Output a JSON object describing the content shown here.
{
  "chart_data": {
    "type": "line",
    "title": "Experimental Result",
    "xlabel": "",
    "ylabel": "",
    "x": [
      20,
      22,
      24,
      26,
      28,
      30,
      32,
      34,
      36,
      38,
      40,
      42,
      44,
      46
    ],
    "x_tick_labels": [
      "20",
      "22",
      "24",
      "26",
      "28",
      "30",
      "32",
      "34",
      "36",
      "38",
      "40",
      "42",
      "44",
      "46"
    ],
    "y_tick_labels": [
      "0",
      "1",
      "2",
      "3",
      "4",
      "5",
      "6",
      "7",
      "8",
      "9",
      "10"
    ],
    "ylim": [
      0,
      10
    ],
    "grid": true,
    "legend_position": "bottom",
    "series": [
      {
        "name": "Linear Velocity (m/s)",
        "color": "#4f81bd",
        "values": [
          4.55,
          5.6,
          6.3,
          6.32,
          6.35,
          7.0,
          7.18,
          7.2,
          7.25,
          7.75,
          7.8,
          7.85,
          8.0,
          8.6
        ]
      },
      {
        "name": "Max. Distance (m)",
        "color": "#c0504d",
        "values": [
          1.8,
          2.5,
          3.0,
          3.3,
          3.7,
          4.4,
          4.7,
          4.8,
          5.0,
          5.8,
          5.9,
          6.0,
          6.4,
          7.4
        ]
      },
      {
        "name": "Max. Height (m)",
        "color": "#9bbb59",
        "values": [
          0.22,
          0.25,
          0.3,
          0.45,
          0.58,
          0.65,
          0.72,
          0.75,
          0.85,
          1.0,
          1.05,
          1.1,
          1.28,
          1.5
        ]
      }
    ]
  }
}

TASK DIRECTIONS: Copy every line above that holds the word "color".

RESPONSE TO THIS EXERCISE:
        "color": "#4f81bd",
        "color": "#c0504d",
        "color": "#9bbb59",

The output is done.